───── Supplied material
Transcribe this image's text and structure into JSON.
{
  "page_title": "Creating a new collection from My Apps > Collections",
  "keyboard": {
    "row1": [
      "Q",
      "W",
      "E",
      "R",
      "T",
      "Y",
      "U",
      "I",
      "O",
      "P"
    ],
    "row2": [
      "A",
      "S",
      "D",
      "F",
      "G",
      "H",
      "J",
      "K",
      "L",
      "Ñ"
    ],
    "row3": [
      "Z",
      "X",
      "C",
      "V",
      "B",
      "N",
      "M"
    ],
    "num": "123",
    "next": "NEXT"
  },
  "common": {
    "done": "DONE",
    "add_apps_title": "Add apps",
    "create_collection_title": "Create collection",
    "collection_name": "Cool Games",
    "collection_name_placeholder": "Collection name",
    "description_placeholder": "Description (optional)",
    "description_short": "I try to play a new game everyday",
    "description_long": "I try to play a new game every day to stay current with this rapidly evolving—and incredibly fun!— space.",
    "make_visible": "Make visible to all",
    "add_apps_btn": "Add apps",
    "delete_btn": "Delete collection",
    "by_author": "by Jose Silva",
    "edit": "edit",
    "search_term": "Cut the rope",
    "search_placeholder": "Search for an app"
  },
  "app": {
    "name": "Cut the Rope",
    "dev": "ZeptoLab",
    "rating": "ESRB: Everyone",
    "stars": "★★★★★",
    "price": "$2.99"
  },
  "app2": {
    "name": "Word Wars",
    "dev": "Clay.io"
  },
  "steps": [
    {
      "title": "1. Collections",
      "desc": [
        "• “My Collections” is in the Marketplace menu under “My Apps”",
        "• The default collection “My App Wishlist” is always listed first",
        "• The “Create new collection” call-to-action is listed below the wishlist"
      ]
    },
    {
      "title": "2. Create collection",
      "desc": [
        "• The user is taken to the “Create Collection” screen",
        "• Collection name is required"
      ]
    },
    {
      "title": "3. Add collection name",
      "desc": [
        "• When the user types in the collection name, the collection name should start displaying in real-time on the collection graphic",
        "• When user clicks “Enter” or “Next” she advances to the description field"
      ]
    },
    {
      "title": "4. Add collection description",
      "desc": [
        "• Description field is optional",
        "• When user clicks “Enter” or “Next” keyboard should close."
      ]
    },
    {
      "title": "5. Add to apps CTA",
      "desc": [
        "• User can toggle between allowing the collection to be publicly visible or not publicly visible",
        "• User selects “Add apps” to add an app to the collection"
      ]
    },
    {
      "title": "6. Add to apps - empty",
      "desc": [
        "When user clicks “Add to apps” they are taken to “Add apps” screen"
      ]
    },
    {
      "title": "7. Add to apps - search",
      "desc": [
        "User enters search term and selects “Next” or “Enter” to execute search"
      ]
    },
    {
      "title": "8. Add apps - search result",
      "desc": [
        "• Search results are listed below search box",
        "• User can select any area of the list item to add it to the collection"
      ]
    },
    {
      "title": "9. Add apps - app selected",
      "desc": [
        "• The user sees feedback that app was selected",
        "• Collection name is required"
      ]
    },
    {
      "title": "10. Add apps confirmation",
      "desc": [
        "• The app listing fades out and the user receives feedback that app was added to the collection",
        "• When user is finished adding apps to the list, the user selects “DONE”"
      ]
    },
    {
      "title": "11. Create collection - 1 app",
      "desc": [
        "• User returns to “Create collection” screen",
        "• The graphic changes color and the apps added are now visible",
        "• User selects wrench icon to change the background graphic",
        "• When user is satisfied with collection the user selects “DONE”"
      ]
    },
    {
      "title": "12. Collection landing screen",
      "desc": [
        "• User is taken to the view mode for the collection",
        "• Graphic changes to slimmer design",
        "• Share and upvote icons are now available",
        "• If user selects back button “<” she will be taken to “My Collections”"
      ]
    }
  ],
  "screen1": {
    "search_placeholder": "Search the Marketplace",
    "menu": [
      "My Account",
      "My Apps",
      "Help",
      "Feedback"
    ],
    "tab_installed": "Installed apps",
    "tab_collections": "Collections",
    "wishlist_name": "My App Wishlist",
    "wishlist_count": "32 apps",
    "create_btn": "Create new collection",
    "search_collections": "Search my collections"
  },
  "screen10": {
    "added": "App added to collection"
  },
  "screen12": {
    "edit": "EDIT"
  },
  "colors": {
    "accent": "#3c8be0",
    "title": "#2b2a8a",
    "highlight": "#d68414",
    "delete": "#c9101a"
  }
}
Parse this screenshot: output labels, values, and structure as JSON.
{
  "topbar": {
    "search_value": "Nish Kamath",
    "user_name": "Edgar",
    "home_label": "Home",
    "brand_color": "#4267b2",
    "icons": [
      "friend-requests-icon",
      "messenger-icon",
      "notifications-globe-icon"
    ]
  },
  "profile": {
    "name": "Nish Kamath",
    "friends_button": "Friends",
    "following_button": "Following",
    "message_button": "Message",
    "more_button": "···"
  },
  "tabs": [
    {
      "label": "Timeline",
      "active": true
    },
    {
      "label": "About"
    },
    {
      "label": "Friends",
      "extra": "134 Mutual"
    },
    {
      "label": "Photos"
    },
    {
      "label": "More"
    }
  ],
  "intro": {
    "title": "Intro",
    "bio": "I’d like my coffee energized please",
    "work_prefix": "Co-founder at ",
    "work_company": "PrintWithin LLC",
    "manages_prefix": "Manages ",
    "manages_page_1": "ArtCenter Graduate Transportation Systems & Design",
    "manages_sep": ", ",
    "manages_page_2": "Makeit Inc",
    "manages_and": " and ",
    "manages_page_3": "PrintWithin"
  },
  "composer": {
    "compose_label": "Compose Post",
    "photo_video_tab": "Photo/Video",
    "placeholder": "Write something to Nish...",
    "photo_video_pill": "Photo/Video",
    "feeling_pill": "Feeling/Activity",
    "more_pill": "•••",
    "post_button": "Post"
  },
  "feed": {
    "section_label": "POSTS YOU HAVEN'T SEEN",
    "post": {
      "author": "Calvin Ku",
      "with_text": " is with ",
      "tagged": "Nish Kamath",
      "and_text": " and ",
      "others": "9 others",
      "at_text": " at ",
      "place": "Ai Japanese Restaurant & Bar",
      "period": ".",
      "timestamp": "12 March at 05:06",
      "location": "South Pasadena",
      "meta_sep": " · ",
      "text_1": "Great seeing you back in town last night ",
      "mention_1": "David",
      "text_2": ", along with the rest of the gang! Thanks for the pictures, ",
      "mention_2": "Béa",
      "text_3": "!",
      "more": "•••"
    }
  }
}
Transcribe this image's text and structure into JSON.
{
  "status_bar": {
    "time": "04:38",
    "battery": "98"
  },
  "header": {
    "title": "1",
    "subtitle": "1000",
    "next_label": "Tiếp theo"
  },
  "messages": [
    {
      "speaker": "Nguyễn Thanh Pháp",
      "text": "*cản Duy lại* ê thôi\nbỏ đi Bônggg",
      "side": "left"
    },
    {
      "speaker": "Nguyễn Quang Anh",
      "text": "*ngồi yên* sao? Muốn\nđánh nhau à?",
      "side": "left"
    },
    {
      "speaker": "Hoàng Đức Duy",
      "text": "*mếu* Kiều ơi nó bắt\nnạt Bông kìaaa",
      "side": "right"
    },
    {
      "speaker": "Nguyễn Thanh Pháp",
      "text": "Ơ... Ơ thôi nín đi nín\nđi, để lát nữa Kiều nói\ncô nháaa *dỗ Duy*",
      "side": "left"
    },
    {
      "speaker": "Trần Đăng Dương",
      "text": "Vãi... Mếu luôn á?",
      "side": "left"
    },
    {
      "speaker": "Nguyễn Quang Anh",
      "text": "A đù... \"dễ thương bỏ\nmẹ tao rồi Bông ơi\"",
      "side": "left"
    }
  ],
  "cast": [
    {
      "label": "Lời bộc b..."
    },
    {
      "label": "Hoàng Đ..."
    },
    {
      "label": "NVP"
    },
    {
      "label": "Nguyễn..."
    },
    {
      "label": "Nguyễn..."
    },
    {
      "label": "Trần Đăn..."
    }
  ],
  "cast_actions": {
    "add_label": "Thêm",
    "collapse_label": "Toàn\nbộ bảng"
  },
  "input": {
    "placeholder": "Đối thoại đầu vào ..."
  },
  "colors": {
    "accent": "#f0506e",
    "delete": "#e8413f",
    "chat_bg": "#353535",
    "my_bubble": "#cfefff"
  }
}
──────────
- What you are asked to do -
Work out how many lines of the data above contain the string "clicks" and give the number alone.

- Exercise response -
3